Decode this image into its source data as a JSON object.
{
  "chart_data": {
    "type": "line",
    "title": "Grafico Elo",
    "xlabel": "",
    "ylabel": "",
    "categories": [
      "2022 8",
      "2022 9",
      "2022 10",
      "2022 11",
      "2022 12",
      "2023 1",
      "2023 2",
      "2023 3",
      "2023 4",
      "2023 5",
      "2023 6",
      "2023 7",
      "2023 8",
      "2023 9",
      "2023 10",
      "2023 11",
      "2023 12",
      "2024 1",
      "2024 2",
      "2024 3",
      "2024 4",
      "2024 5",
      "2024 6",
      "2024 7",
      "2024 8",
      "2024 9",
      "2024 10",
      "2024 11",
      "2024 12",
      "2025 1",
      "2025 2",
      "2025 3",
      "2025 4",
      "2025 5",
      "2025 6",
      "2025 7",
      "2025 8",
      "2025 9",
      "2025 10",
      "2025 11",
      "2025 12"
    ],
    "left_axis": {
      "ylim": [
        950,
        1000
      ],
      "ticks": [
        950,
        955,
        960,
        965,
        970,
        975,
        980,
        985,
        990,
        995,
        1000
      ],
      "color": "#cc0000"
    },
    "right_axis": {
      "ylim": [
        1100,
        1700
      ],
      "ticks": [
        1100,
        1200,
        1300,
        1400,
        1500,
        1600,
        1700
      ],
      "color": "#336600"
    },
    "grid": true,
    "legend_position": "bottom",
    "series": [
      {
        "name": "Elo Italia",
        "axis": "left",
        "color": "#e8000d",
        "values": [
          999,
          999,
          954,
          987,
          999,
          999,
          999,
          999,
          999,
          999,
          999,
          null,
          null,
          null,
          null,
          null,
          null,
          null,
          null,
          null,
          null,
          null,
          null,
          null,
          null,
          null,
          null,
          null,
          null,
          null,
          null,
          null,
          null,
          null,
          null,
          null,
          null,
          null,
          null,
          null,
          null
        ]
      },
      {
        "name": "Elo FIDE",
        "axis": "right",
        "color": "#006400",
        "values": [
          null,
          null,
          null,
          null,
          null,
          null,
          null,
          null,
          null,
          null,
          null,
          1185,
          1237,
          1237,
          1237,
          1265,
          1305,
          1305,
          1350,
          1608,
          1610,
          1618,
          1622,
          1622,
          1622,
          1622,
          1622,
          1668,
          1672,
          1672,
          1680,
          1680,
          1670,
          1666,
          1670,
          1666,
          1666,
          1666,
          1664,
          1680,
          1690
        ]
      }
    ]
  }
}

────────────────────

DESCRIPTION OF THE TASK:
Repeat the records above exactly, leaving none out.

THE RESULT:
Decode this image into its source data as a JSON object.
{
  "chart_data": {
    "type": "line",
    "title": "Grafico Elo",
    "xlabel": "",
    "ylabel": "",
    "categories": [
      "2022 8",
      "2022 9",
      "2022 10",
      "2022 11",
      "2022 12",
      "2023 1",
      "2023 2",
      "2023 3",
      "2023 4",
      "2023 5",
      "2023 6",
      "2023 7",
      "2023 8",
      "2023 9",
      "2023 10",
      "2023 11",
      "2023 12",
      "2024 1",
      "2024 2",
      "2024 3",
      "2024 4",
      "2024 5",
      "2024 6",
      "2024 7",
      "2024 8",
      "2024 9",
      "2024 10",
      "2024 11",
      "2024 12",
      "2025 1",
      "2025 2",
      "2025 3",
      "2025 4",
      "2025 5",
      "2025 6",
      "2025 7",
      "2025 8",
      "2025 9",
      "2025 10",
      "2025 11",
      "2025 12"
    ],
    "left_axis": {
      "ylim": [
        950,
        1000
      ],
      "ticks": [
        950,
        955,
        960,
        965,
        970,
        975,
        980,
        985,
        990,
        995,
        1000
      ],
      "color": "#cc0000"
    },
    "right_axis": {
      "ylim": [
        1100,
        1700
      ],
      "ticks": [
        1100,
        1200,
        1300,
        1400,
        1500,
        1600,
        1700
      ],
      "color": "#336600"
    },
    "grid": true,
    "legend_position": "bottom",
    "series": [
      {
        "name": "Elo Italia",
        "axis": "left",
        "color": "#e8000d",
        "values": [
          999,
          999,
          954,
          987,
          999,
          999,
          999,
          999,
          999,
          999,
          999,
          null,
          null,
          null,
          null,
          null,
          null,
          null,
          null,
          null,
          null,
          null,
          null,
          null,
          null,
          null,
          null,
          null,
          null,
          null,
          null,
          null,
          null,
          null,
          null,
          null,
          null,
          null,
          null,
          null,
          null
        ]
      },
      {
        "name": "Elo FIDE",
        "axis": "right",
        "color": "#006400",
        "values": [
          null,
          null,
          null,
          null,
          null,
          null,
          null,
          null,
          null,
          null,
          null,
          1185,
          1237,
          1237,
          1237,
          1265,
          1305,
          1305,
          1350,
          1608,
          1610,
          1618,
          1622,
          1622,
          1622,
          1622,
          1622,
          1668,
          1672,
          1672,
          1680,
          1680,
          1670,
          1666,
          1670,
          1666,
          1666,
          1666,
          1664,
          1680,
          1690
        ]
      }
    ]
  }
}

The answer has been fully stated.